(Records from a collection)
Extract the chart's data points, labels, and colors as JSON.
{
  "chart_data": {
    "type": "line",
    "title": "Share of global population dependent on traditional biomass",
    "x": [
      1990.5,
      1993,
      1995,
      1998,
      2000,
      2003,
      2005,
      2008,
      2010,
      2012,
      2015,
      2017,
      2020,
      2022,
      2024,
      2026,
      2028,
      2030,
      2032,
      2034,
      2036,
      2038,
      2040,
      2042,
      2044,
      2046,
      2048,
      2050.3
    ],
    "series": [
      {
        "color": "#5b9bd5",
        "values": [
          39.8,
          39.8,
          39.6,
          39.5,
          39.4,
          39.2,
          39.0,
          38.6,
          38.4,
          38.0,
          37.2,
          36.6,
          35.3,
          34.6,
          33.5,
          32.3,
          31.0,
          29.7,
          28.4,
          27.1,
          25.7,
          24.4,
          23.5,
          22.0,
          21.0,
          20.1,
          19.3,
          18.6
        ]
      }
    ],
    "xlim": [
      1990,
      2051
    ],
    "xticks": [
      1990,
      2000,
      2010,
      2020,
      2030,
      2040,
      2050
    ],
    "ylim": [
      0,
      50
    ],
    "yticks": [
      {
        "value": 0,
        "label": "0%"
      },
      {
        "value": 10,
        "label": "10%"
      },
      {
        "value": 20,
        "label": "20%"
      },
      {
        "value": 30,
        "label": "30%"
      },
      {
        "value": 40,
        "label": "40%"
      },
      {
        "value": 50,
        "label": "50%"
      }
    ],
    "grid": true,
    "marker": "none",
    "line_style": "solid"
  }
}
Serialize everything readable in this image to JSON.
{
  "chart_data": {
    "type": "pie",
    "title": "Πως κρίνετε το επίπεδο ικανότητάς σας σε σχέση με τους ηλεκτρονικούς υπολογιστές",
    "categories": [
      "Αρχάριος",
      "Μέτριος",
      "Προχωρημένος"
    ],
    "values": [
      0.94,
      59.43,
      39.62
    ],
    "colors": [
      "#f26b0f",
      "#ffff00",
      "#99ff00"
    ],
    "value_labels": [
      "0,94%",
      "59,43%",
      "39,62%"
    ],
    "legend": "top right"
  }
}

* **Set problem**
Each line from the one with "Serialize everything readable" through the last line of the records must be written out word for word. Include nothing else.

* **Task solution**
Serialize everything readable in this image to JSON.
{
  "chart_data": {
    "type": "pie",
    "title": "Πως κρίνετε το επίπεδο ικανότητάς σας σε σχέση με τους ηλεκτρονικούς υπολογιστές",
    "categories": [
      "Αρχάριος",
      "Μέτριος",
      "Προχωρημένος"
    ],
    "values": [
      0.94,
      59.43,
      39.62
    ],
    "colors": [
      "#f26b0f",
      "#ffff00",
      "#99ff00"
    ],
    "value_labels": [
      "0,94%",
      "59,43%",
      "39,62%"
    ],
    "legend": "top right"
  }
}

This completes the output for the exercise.